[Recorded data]
******************************

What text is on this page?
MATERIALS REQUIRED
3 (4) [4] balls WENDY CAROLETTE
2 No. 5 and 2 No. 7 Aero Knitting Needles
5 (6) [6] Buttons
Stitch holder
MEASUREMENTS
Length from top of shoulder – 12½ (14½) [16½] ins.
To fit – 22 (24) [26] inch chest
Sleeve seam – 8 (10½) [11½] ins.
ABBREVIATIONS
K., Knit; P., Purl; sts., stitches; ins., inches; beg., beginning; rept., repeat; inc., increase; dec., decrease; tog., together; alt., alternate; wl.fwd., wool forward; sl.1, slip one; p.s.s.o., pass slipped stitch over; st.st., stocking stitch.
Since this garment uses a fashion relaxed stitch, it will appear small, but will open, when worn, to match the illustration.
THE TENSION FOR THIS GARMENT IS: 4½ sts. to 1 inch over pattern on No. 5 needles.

******************************

__The request__. Locate all lines that include the word "over" and copy them out.

__Task response__.
K., Knit; P., Purl; sts., stitches; ins., inches; beg., beginning; rept., repeat; inc., increase; dec., decrease; tog., together; alt., alternate; wl.fwd., wool forward; sl.1, slip one; p.s.s.o., pass slipped stitch over; st.st., stocking stitch.
THE TENSION FOR THIS GARMENT IS: 4½ sts. to 1 inch over pattern on No. 5 needles.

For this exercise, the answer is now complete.